Omit images. Retype all entries verbatim.

────────

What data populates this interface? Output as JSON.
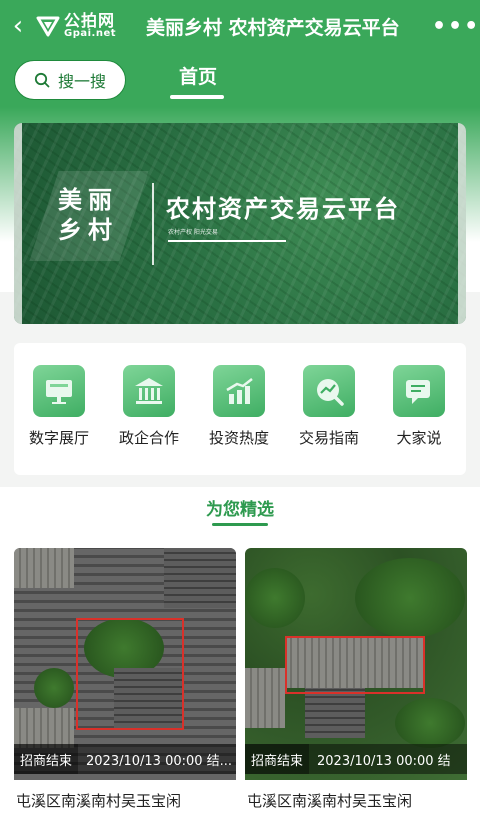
{
  "topbar": {
    "logo_cn": "公拍网",
    "logo_en": "Gpai.net",
    "title": "美丽乡村 农村资产交易云平台"
  },
  "nav": {
    "search_label": "搜一搜",
    "home_tab": "首页"
  },
  "banner": {
    "slogan": "美丽乡村",
    "title": "农村资产交易云平台",
    "subtitle": "农村产权  阳光交易"
  },
  "menu": {
    "items": [
      {
        "label": "数字展厅",
        "icon": "monitor-icon"
      },
      {
        "label": "政企合作",
        "icon": "government-building-icon"
      },
      {
        "label": "投资热度",
        "icon": "bar-chart-icon"
      },
      {
        "label": "交易指南",
        "icon": "chart-magnifier-icon"
      },
      {
        "label": "大家说",
        "icon": "chat-bubble-icon"
      }
    ]
  },
  "picks": {
    "title": "为您精选",
    "cards": [
      {
        "status": "招商结束",
        "date": "2023/10/13 00:00 结...",
        "title": "屯溪区南溪南村吴玉宝闲"
      },
      {
        "status": "招商结束",
        "date": "2023/10/13 00:00 结",
        "title": "屯溪区南溪南村吴玉宝闲"
      }
    ]
  },
  "colors": {
    "brand_green": "#3aa85a",
    "accent_green": "#2e9a4f",
    "outline_red": "#d9312a"
  }
}
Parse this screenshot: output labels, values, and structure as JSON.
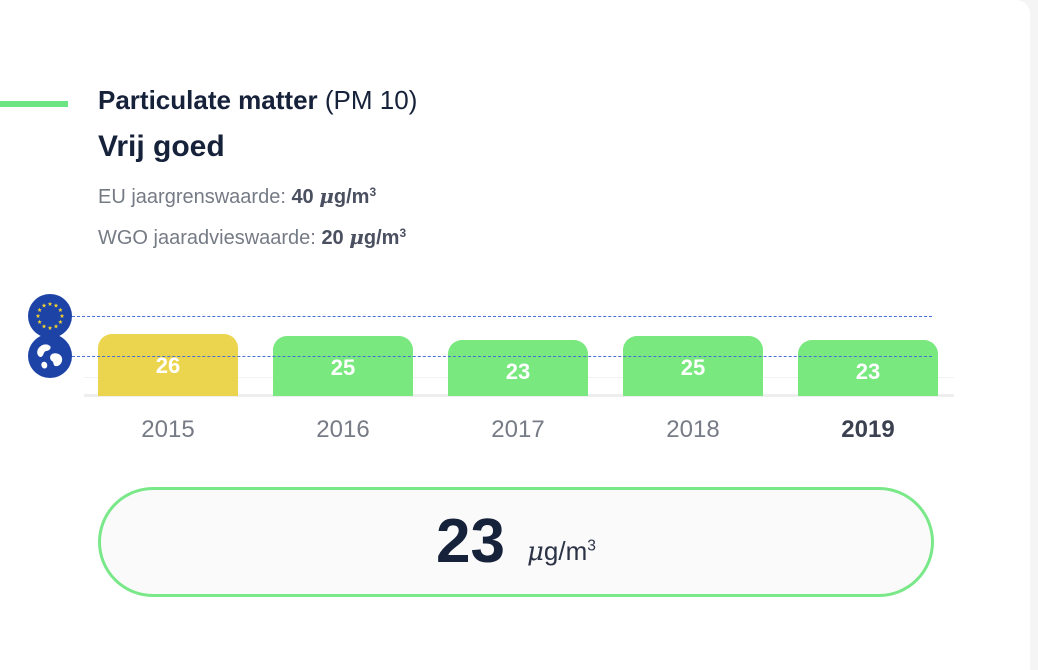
{
  "header": {
    "title_bold": "Particulate matter",
    "title_suffix": "(PM 10)",
    "quality": "Vrij goed"
  },
  "limits": {
    "eu_label": "EU jaargrenswaarde:",
    "eu_value": "40",
    "who_label": "WGO jaaradvieswaarde:",
    "who_value": "20",
    "unit_mu": "μ",
    "unit_rest": "g/m",
    "unit_sup": "3"
  },
  "colors": {
    "accent": "#6ee584",
    "good": "#78e87f",
    "moderate": "#ecd54e",
    "reference_line": "#4870d4",
    "reference_icon": "#1d43a6"
  },
  "icons": {
    "eu": "eu-flag-icon",
    "who": "globe-icon"
  },
  "chart_data": {
    "type": "bar",
    "categories": [
      "2015",
      "2016",
      "2017",
      "2018",
      "2019"
    ],
    "values": [
      26,
      25,
      23,
      25,
      23
    ],
    "value_labels": [
      "26",
      "25",
      "23",
      "25",
      "23"
    ],
    "bar_colors": [
      "#ecd54e",
      "#78e87f",
      "#78e87f",
      "#78e87f",
      "#78e87f"
    ],
    "highlighted_category": "2019",
    "reference_lines": [
      {
        "value": 40,
        "icon": "eu-flag-icon"
      },
      {
        "value": 20,
        "icon": "globe-icon"
      }
    ]
  },
  "current": {
    "value": "23",
    "unit_mu": "μ",
    "unit_rest": "g/m",
    "unit_sup": "3"
  }
}
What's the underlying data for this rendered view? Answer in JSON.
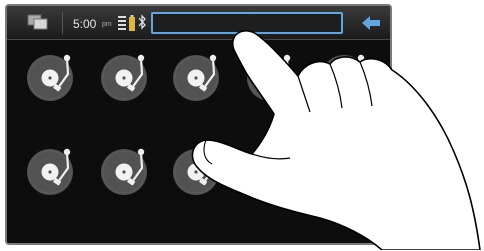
{
  "statusbar": {
    "time": "5:00",
    "time_suffix": "pm",
    "icons": [
      "task-switcher-icon",
      "signal-icon",
      "battery-icon",
      "bluetooth-icon",
      "back-arrow-icon"
    ],
    "accent_color": "#5fa6e3"
  },
  "search": {
    "value": "",
    "placeholder": ""
  },
  "grid": {
    "icon": "turntable-icon",
    "rows": 2,
    "items": [
      {
        "icon": "turntable-icon"
      },
      {
        "icon": "turntable-icon"
      },
      {
        "icon": "turntable-icon"
      },
      {
        "icon": "turntable-icon"
      },
      {
        "icon": "turntable-icon"
      },
      {
        "icon": "turntable-icon"
      },
      {
        "icon": "turntable-icon"
      },
      {
        "icon": "turntable-icon"
      },
      {
        "icon": "turntable-icon"
      },
      {
        "icon": "turntable-icon"
      }
    ]
  },
  "overlay": {
    "icon": "pointing-hand"
  }
}
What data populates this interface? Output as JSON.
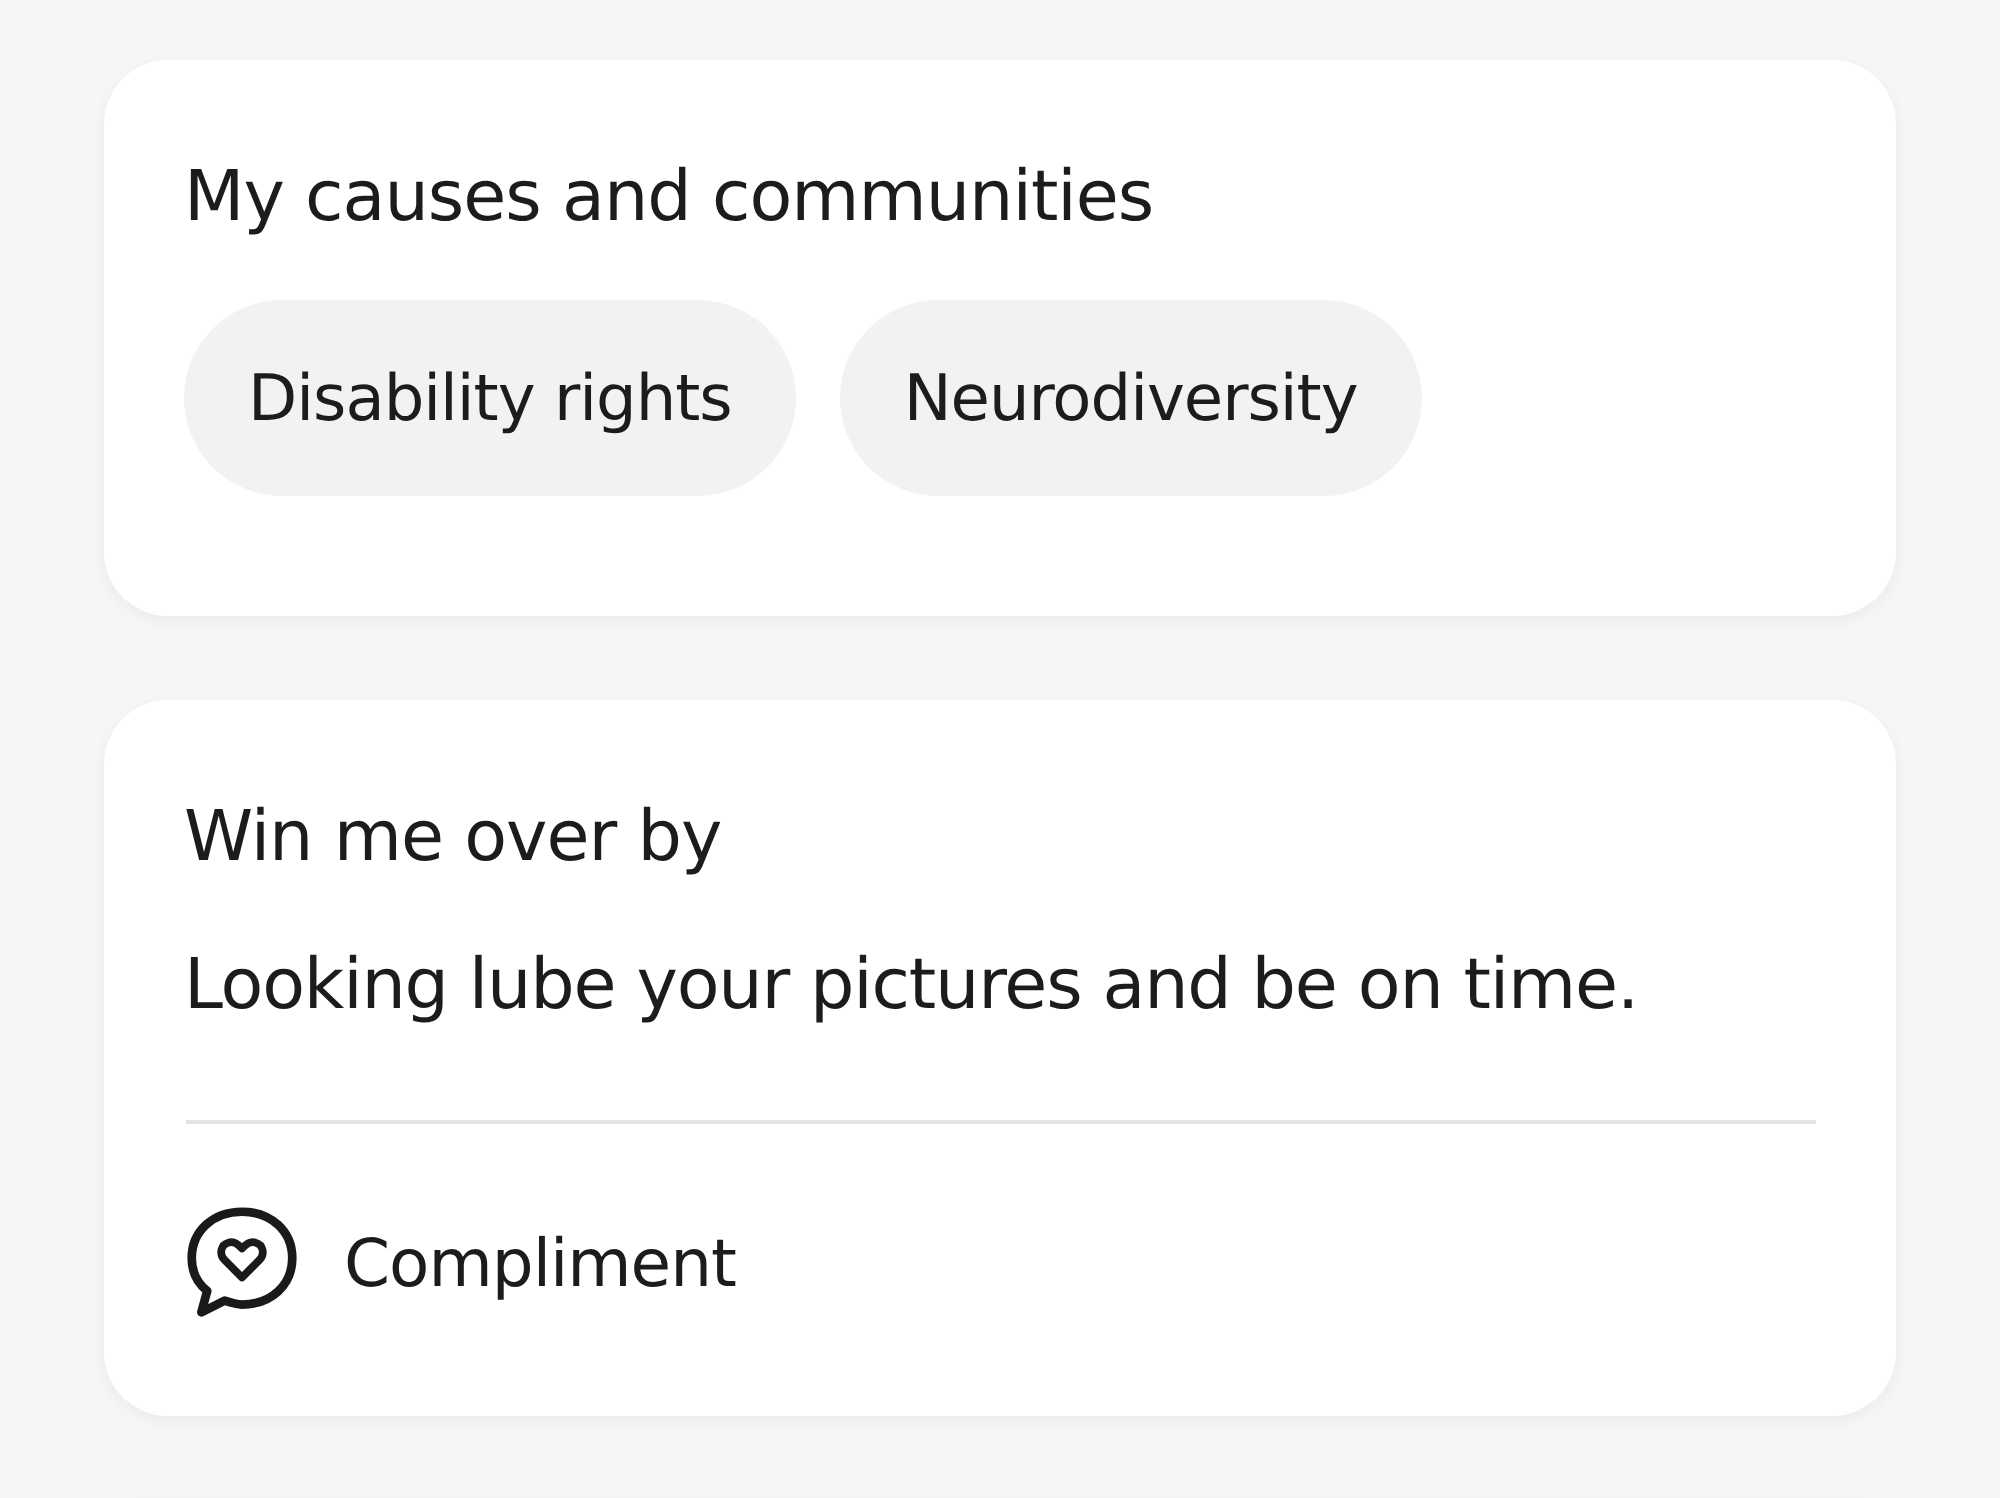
{
  "causes_card": {
    "title": "My causes and communities",
    "tags": [
      {
        "label": "Disability rights"
      },
      {
        "label": "Neurodiversity"
      }
    ]
  },
  "prompt_card": {
    "title": "Win me over by",
    "answer": "Looking lube your pictures and be on time.",
    "action": {
      "label": "Compliment"
    }
  }
}
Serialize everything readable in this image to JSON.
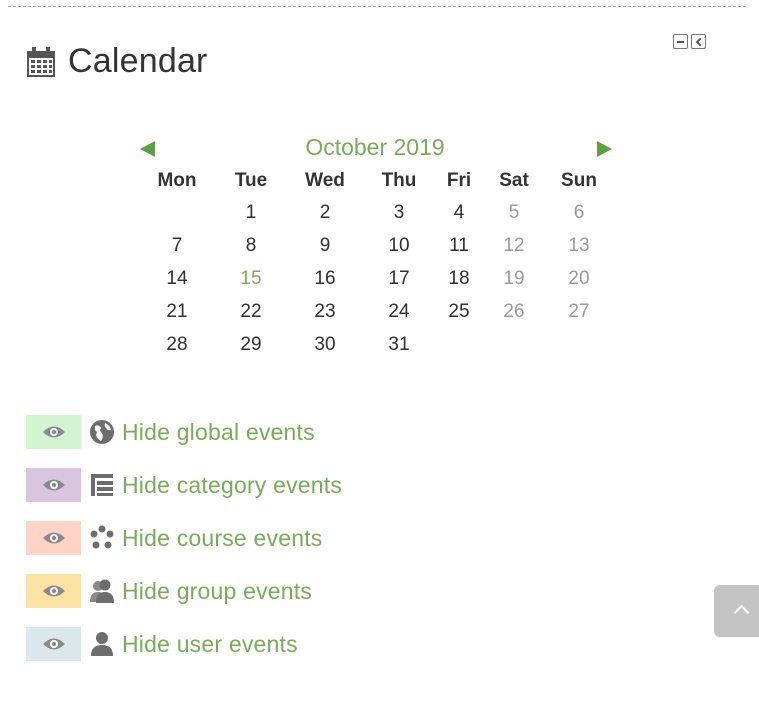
{
  "block": {
    "title": "Calendar",
    "controls": [
      "minimize-icon",
      "dock-icon"
    ]
  },
  "calendar": {
    "month_label": "October 2019",
    "weekdays": [
      "Mon",
      "Tue",
      "Wed",
      "Thu",
      "Fri",
      "Sat",
      "Sun"
    ],
    "weeks": [
      [
        "",
        "1",
        "2",
        "3",
        "4",
        "5",
        "6"
      ],
      [
        "7",
        "8",
        "9",
        "10",
        "11",
        "12",
        "13"
      ],
      [
        "14",
        "15",
        "16",
        "17",
        "18",
        "19",
        "20"
      ],
      [
        "21",
        "22",
        "23",
        "24",
        "25",
        "26",
        "27"
      ],
      [
        "28",
        "29",
        "30",
        "31",
        "",
        "",
        ""
      ]
    ],
    "today": "15"
  },
  "filters": [
    {
      "label": "Hide global events",
      "color": "#d2f5cf",
      "icon": "globe-icon"
    },
    {
      "label": "Hide category events",
      "color": "#d9c5e0",
      "icon": "category-icon"
    },
    {
      "label": "Hide course events",
      "color": "#ffd4c7",
      "icon": "course-icon"
    },
    {
      "label": "Hide group events",
      "color": "#fde3a3",
      "icon": "group-icon"
    },
    {
      "label": "Hide user events",
      "color": "#dbe7ea",
      "icon": "user-icon"
    }
  ],
  "colors": {
    "accent": "#77ad55",
    "nav_arrow": "#5aa33c",
    "weekend_text": "#9a9a9a"
  }
}
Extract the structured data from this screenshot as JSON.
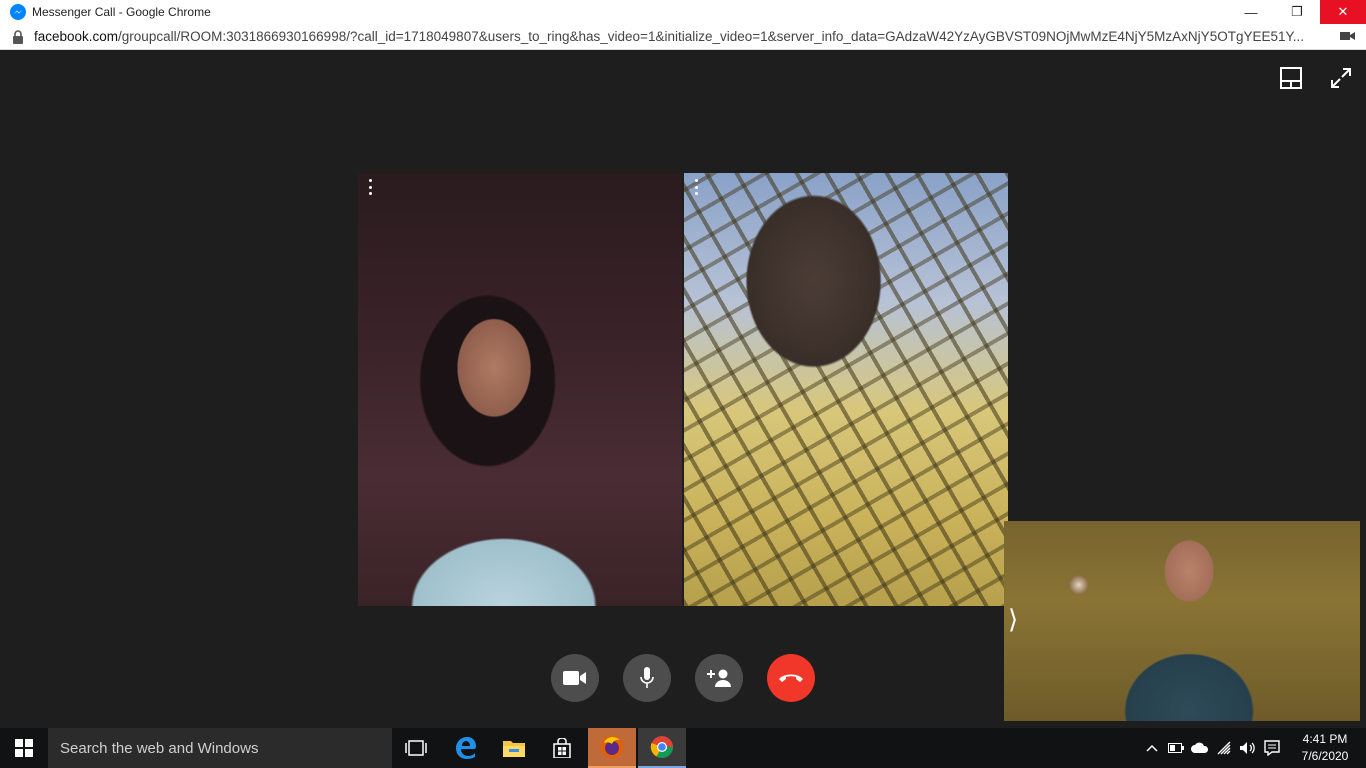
{
  "window": {
    "title": "Messenger Call - Google Chrome",
    "minimize": "—",
    "restore": "❐",
    "close": "✕"
  },
  "address": {
    "host": "facebook.com",
    "path": "/groupcall/ROOM:3031866930166998/?call_id=1718049807&users_to_ring&has_video=1&initialize_video=1&server_info_data=GAdzaW42YzAyGBVST09NOjMwMzE4NjY5MzAxNjY5OTgYEE51Y..."
  },
  "call": {
    "controls": [
      "video-toggle",
      "microphone-toggle",
      "add-participant",
      "end-call"
    ],
    "self_view_toggle": "⟩"
  },
  "taskbar": {
    "search_placeholder": "Search the web and Windows",
    "time": "4:41 PM",
    "date": "7/6/2020"
  },
  "colors": {
    "call_background": "#1e1e1e",
    "end_call": "#f0372a",
    "control_button": "#4d4d4d",
    "close_button": "#e81123"
  }
}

────────

◆ Correct answer
What data populates this interface? Output as JSON.
{
  "topbar": {
    "logo_cn": "公拍网",
    "logo_en": "Gpai.net",
    "title": "美丽乡村 农村资产交易云平台"
  },
  "nav": {
    "search_label": "搜一搜",
    "home_tab": "首页"
  },
  "banner": {
    "slogan": "美丽乡村",
    "title": "农村资产交易云平台",
    "subtitle": "农村产权  阳光交易"
  },
  "menu": {
    "items": [
      {
        "label": "数字展厅",
        "icon": "monitor-icon"
      },
      {
        "label": "政企合作",
        "icon": "government-building-icon"
      },
      {
        "label": "投资热度",
        "icon": "bar-chart-icon"
      },
      {
        "label": "交易指南",
        "icon": "chart-magnifier-icon"
      },
      {
        "label": "大家说",
        "icon": "chat-bubble-icon"
      }
    ]
  },
  "picks": {
    "title": "为您精选",
    "cards": [
      {
        "status": "招商结束",
        "date": "2023/10/13 00:00 结...",
        "title": "屯溪区南溪南村吴玉宝闲"
      },
      {
        "status": "招商结束",
        "date": "2023/10/13 00:00 结",
        "title": "屯溪区南溪南村吴玉宝闲"
      }
    ]
  },
  "colors": {
    "brand_green": "#3aa85a",
    "accent_green": "#2e9a4f",
    "outline_red": "#d9312a"
  }
}
Parse this screenshot: output labels, values, and structure as JSON.
{
  "header": {
    "title_bold": "Particulate matter",
    "title_suffix": "(PM 10)",
    "quality": "Vrij goed"
  },
  "limits": {
    "eu_label": "EU jaargrenswaarde:",
    "eu_value": "40",
    "who_label": "WGO jaaradvieswaarde:",
    "who_value": "20",
    "unit_mu": "μ",
    "unit_rest": "g/m",
    "unit_sup": "3"
  },
  "colors": {
    "accent": "#6ee584",
    "good": "#78e87f",
    "moderate": "#ecd54e",
    "reference_line": "#4870d4",
    "reference_icon": "#1d43a6"
  },
  "icons": {
    "eu": "eu-flag-icon",
    "who": "globe-icon"
  },
  "chart_data": {
    "type": "bar",
    "categories": [
      "2015",
      "2016",
      "2017",
      "2018",
      "2019"
    ],
    "values": [
      26,
      25,
      23,
      25,
      23
    ],
    "value_labels": [
      "26",
      "25",
      "23",
      "25",
      "23"
    ],
    "bar_colors": [
      "#ecd54e",
      "#78e87f",
      "#78e87f",
      "#78e87f",
      "#78e87f"
    ],
    "highlighted_category": "2019",
    "reference_lines": [
      {
        "value": 40,
        "icon": "eu-flag-icon"
      },
      {
        "value": 20,
        "icon": "globe-icon"
      }
    ]
  },
  "current": {
    "value": "23",
    "unit_mu": "μ",
    "unit_rest": "g/m",
    "unit_sup": "3"
  }
}
What's the underlying data for this rendered view? Answer in JSON.
{
  "statusbar": {
    "time": "5:00",
    "time_suffix": "pm",
    "icons": [
      "task-switcher-icon",
      "signal-icon",
      "battery-icon",
      "bluetooth-icon",
      "back-arrow-icon"
    ],
    "accent_color": "#5fa6e3"
  },
  "search": {
    "value": "",
    "placeholder": ""
  },
  "grid": {
    "icon": "turntable-icon",
    "rows": 2,
    "items": [
      {
        "icon": "turntable-icon"
      },
      {
        "icon": "turntable-icon"
      },
      {
        "icon": "turntable-icon"
      },
      {
        "icon": "turntable-icon"
      },
      {
        "icon": "turntable-icon"
      },
      {
        "icon": "turntable-icon"
      },
      {
        "icon": "turntable-icon"
      },
      {
        "icon": "turntable-icon"
      },
      {
        "icon": "turntable-icon"
      },
      {
        "icon": "turntable-icon"
      }
    ]
  },
  "overlay": {
    "icon": "pointing-hand"
  }
}
What data populates this interface? Output as JSON.
{
  "causes_card": {
    "title": "My causes and communities",
    "tags": [
      {
        "label": "Disability rights"
      },
      {
        "label": "Neurodiversity"
      }
    ]
  },
  "prompt_card": {
    "title": "Win me over by",
    "answer": "Looking lube your pictures and be on time.",
    "action": {
      "label": "Compliment"
    }
  }
}
Serialize everything readable in this image to JSON.
{
  "block": {
    "title": "Calendar",
    "controls": [
      "minimize-icon",
      "dock-icon"
    ]
  },
  "calendar": {
    "month_label": "October 2019",
    "weekdays": [
      "Mon",
      "Tue",
      "Wed",
      "Thu",
      "Fri",
      "Sat",
      "Sun"
    ],
    "weeks": [
      [
        "",
        "1",
        "2",
        "3",
        "4",
        "5",
        "6"
      ],
      [
        "7",
        "8",
        "9",
        "10",
        "11",
        "12",
        "13"
      ],
      [
        "14",
        "15",
        "16",
        "17",
        "18",
        "19",
        "20"
      ],
      [
        "21",
        "22",
        "23",
        "24",
        "25",
        "26",
        "27"
      ],
      [
        "28",
        "29",
        "30",
        "31",
        "",
        "",
        ""
      ]
    ],
    "today": "15"
  },
  "filters": [
    {
      "label": "Hide global events",
      "color": "#d2f5cf",
      "icon": "globe-icon"
    },
    {
      "label": "Hide category events",
      "color": "#d9c5e0",
      "icon": "category-icon"
    },
    {
      "label": "Hide course events",
      "color": "#ffd4c7",
      "icon": "course-icon"
    },
    {
      "label": "Hide group events",
      "color": "#fde3a3",
      "icon": "group-icon"
    },
    {
      "label": "Hide user events",
      "color": "#dbe7ea",
      "icon": "user-icon"
    }
  ],
  "colors": {
    "accent": "#77ad55",
    "nav_arrow": "#5aa33c",
    "weekend_text": "#9a9a9a"
  }
}
Extract the structured data from this screenshot as JSON.
{
  "window": {
    "title": "Messenger Call - Google Chrome",
    "minimize": "—",
    "restore": "❐",
    "close": "✕"
  },
  "address": {
    "host": "facebook.com",
    "path": "/groupcall/ROOM:3031866930166998/?call_id=1718049807&users_to_ring&has_video=1&initialize_video=1&server_info_data=GAdzaW42YzAyGBVST09NOjMwMzE4NjY5MzAxNjY5OTgYEE51Y..."
  },
  "call": {
    "controls": [
      "video-toggle",
      "microphone-toggle",
      "add-participant",
      "end-call"
    ],
    "self_view_toggle": "⟩"
  },
  "taskbar": {
    "search_placeholder": "Search the web and Windows",
    "time": "4:41 PM",
    "date": "7/6/2020"
  },
  "colors": {
    "call_background": "#1e1e1e",
    "end_call": "#f0372a",
    "control_button": "#4d4d4d",
    "close_button": "#e81123"
  }
}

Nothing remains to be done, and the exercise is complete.